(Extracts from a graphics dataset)
+++

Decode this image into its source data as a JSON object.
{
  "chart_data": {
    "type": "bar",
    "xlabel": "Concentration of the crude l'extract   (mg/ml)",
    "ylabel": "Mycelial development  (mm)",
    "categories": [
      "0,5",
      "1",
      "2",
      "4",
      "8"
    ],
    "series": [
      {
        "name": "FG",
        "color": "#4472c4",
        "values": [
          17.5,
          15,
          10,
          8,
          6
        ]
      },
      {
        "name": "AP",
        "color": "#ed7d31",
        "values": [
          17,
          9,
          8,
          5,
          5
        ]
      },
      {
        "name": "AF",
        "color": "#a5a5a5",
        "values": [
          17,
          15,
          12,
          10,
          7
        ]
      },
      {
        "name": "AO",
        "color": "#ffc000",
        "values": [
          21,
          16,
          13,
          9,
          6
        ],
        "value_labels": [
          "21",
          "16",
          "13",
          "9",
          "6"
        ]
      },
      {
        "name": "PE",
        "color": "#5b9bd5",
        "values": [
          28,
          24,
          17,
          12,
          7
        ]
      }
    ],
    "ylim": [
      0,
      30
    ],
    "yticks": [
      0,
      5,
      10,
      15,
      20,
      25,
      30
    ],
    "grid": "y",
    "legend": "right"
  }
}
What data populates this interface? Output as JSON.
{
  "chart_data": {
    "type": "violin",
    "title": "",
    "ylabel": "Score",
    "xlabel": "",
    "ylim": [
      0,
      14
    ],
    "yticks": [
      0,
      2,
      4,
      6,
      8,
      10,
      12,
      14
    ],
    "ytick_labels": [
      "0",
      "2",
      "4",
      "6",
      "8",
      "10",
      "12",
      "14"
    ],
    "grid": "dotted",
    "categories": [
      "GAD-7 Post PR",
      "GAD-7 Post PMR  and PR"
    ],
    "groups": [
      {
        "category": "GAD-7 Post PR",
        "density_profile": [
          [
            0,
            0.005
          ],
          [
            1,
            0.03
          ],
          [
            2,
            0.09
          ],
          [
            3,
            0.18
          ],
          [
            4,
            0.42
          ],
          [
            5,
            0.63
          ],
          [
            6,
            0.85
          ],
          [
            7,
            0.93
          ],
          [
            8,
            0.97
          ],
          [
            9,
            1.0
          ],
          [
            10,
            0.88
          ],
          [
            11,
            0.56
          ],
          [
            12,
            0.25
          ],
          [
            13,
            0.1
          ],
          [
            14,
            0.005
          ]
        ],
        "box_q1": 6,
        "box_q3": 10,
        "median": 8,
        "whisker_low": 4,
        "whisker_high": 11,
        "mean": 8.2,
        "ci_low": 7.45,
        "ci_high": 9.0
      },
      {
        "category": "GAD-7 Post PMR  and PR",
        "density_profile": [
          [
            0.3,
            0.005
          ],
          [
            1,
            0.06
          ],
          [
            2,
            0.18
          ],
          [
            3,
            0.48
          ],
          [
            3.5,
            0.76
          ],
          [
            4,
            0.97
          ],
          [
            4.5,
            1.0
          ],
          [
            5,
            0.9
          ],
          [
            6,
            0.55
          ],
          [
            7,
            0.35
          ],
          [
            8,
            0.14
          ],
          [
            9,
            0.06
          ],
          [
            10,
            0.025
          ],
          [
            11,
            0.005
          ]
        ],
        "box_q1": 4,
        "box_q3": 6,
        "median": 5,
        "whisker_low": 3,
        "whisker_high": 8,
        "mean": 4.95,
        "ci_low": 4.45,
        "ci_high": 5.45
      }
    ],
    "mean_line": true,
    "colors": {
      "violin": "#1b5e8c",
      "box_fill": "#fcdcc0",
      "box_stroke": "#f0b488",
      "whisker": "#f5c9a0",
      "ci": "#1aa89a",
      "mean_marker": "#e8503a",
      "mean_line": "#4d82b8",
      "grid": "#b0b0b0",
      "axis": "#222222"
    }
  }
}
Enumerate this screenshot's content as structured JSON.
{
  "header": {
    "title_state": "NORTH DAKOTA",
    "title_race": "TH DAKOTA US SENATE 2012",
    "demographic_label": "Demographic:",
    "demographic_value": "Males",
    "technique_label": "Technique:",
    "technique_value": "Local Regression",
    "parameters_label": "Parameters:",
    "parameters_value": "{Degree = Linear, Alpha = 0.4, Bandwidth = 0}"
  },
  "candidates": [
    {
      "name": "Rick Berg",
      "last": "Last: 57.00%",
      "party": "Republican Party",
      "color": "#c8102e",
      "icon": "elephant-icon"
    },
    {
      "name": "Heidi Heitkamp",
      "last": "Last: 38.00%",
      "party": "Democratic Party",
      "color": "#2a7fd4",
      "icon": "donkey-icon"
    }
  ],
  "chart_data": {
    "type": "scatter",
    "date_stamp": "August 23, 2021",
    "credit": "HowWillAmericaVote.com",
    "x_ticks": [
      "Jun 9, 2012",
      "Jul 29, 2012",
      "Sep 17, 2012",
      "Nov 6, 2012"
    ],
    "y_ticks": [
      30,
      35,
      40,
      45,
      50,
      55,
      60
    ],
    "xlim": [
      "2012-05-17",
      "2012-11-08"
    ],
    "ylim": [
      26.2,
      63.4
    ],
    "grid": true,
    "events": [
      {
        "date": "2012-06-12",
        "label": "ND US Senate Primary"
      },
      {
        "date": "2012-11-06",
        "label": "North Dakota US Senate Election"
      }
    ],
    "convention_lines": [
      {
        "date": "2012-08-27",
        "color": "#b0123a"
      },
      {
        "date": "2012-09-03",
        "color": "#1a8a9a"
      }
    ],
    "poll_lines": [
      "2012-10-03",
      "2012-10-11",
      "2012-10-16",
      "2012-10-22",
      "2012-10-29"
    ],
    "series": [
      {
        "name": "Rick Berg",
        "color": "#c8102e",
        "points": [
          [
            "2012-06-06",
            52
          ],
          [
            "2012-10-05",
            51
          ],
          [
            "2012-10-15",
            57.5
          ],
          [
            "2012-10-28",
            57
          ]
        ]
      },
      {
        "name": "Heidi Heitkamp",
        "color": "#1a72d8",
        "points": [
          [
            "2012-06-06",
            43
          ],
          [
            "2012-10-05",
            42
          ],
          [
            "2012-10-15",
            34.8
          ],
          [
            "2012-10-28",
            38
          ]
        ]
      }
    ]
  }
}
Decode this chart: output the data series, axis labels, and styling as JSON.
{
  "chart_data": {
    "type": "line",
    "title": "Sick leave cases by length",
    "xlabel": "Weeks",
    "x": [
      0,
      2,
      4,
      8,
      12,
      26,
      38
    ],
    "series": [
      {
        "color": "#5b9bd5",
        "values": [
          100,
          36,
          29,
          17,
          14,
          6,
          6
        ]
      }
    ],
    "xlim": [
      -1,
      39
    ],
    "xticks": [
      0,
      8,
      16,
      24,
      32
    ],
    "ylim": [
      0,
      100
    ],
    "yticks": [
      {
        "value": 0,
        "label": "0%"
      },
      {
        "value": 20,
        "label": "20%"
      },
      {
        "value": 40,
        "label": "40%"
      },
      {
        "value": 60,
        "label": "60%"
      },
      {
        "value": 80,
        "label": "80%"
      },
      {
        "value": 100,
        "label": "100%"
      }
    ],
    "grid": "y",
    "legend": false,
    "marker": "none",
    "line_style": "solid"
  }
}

+++

● THE TASK
Each record must be repeated exactly as it is.

● RESPONSE
Decode this image into its source data as a JSON object.
{
  "chart_data": {
    "type": "bar",
    "xlabel": "Concentration of the crude l'extract   (mg/ml)",
    "ylabel": "Mycelial development  (mm)",
    "categories": [
      "0,5",
      "1",
      "2",
      "4",
      "8"
    ],
    "series": [
      {
        "name": "FG",
        "color": "#4472c4",
        "values": [
          17.5,
          15,
          10,
          8,
          6
        ]
      },
      {
        "name": "AP",
        "color": "#ed7d31",
        "values": [
          17,
          9,
          8,
          5,
          5
        ]
      },
      {
        "name": "AF",
        "color": "#a5a5a5",
        "values": [
          17,
          15,
          12,
          10,
          7
        ]
      },
      {
        "name": "AO",
        "color": "#ffc000",
        "values": [
          21,
          16,
          13,
          9,
          6
        ],
        "value_labels": [
          "21",
          "16",
          "13",
          "9",
          "6"
        ]
      },
      {
        "name": "PE",
        "color": "#5b9bd5",
        "values": [
          28,
          24,
          17,
          12,
          7
        ]
      }
    ],
    "ylim": [
      0,
      30
    ],
    "yticks": [
      0,
      5,
      10,
      15,
      20,
      25,
      30
    ],
    "grid": "y",
    "legend": "right"
  }
}
What data populates this interface? Output as JSON.
{
  "chart_data": {
    "type": "violin",
    "title": "",
    "ylabel": "Score",
    "xlabel": "",
    "ylim": [
      0,
      14
    ],
    "yticks": [
      0,
      2,
      4,
      6,
      8,
      10,
      12,
      14
    ],
    "ytick_labels": [
      "0",
      "2",
      "4",
      "6",
      "8",
      "10",
      "12",
      "14"
    ],
    "grid": "dotted",
    "categories": [
      "GAD-7 Post PR",
      "GAD-7 Post PMR  and PR"
    ],
    "groups": [
      {
        "category": "GAD-7 Post PR",
        "density_profile": [
          [
            0,
            0.005
          ],
          [
            1,
            0.03
          ],
          [
            2,
            0.09
          ],
          [
            3,
            0.18
          ],
          [
            4,
            0.42
          ],
          [
            5,
            0.63
          ],
          [
            6,
            0.85
          ],
          [
            7,
            0.93
          ],
          [
            8,
            0.97
          ],
          [
            9,
            1.0
          ],
          [
            10,
            0.88
          ],
          [
            11,
            0.56
          ],
          [
            12,
            0.25
          ],
          [
            13,
            0.1
          ],
          [
            14,
            0.005
          ]
        ],
        "box_q1": 6,
        "box_q3": 10,
        "median": 8,
        "whisker_low": 4,
        "whisker_high": 11,
        "mean": 8.2,
        "ci_low": 7.45,
        "ci_high": 9.0
      },
      {
        "category": "GAD-7 Post PMR  and PR",
        "density_profile": [
          [
            0.3,
            0.005
          ],
          [
            1,
            0.06
          ],
          [
            2,
            0.18
          ],
          [
            3,
            0.48
          ],
          [
            3.5,
            0.76
          ],
          [
            4,
            0.97
          ],
          [
            4.5,
            1.0
          ],
          [
            5,
            0.9
          ],
          [
            6,
            0.55
          ],
          [
            7,
            0.35
          ],
          [
            8,
            0.14
          ],
          [
            9,
            0.06
          ],
          [
            10,
            0.025
          ],
          [
            11,
            0.005
          ]
        ],
        "box_q1": 4,
        "box_q3": 6,
        "median": 5,
        "whisker_low": 3,
        "whisker_high": 8,
        "mean": 4.95,
        "ci_low": 4.45,
        "ci_high": 5.45
      }
    ],
    "mean_line": true,
    "colors": {
      "violin": "#1b5e8c",
      "box_fill": "#fcdcc0",
      "box_stroke": "#f0b488",
      "whisker": "#f5c9a0",
      "ci": "#1aa89a",
      "mean_marker": "#e8503a",
      "mean_line": "#4d82b8",
      "grid": "#b0b0b0",
      "axis": "#222222"
    }
  }
}
Enumerate this screenshot's content as structured JSON.
{
  "header": {
    "title_state": "NORTH DAKOTA",
    "title_race": "TH DAKOTA US SENATE 2012",
    "demographic_label": "Demographic:",
    "demographic_value": "Males",
    "technique_label": "Technique:",
    "technique_value": "Local Regression",
    "parameters_label": "Parameters:",
    "parameters_value": "{Degree = Linear, Alpha = 0.4, Bandwidth = 0}"
  },
  "candidates": [
    {
      "name": "Rick Berg",
      "last": "Last: 57.00%",
      "party": "Republican Party",
      "color": "#c8102e",
      "icon": "elephant-icon"
    },
    {
      "name": "Heidi Heitkamp",
      "last": "Last: 38.00%",
      "party": "Democratic Party",
      "color": "#2a7fd4",
      "icon": "donkey-icon"
    }
  ],
  "chart_data": {
    "type": "scatter",
    "date_stamp": "August 23, 2021",
    "credit": "HowWillAmericaVote.com",
    "x_ticks": [
      "Jun 9, 2012",
      "Jul 29, 2012",
      "Sep 17, 2012",
      "Nov 6, 2012"
    ],
    "y_ticks": [
      30,
      35,
      40,
      45,
      50,
      55,
      60
    ],
    "xlim": [
      "2012-05-17",
      "2012-11-08"
    ],
    "ylim": [
      26.2,
      63.4
    ],
    "grid": true,
    "events": [
      {
        "date": "2012-06-12",
        "label": "ND US Senate Primary"
      },
      {
        "date": "2012-11-06",
        "label": "North Dakota US Senate Election"
      }
    ],
    "convention_lines": [
      {
        "date": "2012-08-27",
        "color": "#b0123a"
      },
      {
        "date": "2012-09-03",
        "color": "#1a8a9a"
      }
    ],
    "poll_lines": [
      "2012-10-03",
      "2012-10-11",
      "2012-10-16",
      "2012-10-22",
      "2012-10-29"
    ],
    "series": [
      {
        "name": "Rick Berg",
        "color": "#c8102e",
        "points": [
          [
            "2012-06-06",
            52
          ],
          [
            "2012-10-05",
            51
          ],
          [
            "2012-10-15",
            57.5
          ],
          [
            "2012-10-28",
            57
          ]
        ]
      },
      {
        "name": "Heidi Heitkamp",
        "color": "#1a72d8",
        "points": [
          [
            "2012-06-06",
            43
          ],
          [
            "2012-10-05",
            42
          ],
          [
            "2012-10-15",
            34.8
          ],
          [
            "2012-10-28",
            38
          ]
        ]
      }
    ]
  }
}
Decode this chart: output the data series, axis labels, and styling as JSON.
{
  "chart_data": {
    "type": "line",
    "title": "Sick leave cases by length",
    "xlabel": "Weeks",
    "x": [
      0,
      2,
      4,
      8,
      12,
      26,
      38
    ],
    "series": [
      {
        "color": "#5b9bd5",
        "values": [
          100,
          36,
          29,
          17,
          14,
          6,
          6
        ]
      }
    ],
    "xlim": [
      -1,
      39
    ],
    "xticks": [
      0,
      8,
      16,
      24,
      32
    ],
    "ylim": [
      0,
      100
    ],
    "yticks": [
      {
        "value": 0,
        "label": "0%"
      },
      {
        "value": 20,
        "label": "20%"
      },
      {
        "value": 40,
        "label": "40%"
      },
      {
        "value": 60,
        "label": "60%"
      },
      {
        "value": 80,
        "label": "80%"
      },
      {
        "value": 100,
        "label": "100%"
      }
    ],
    "grid": "y",
    "legend": false,
    "marker": "none",
    "line_style": "solid"
  }
}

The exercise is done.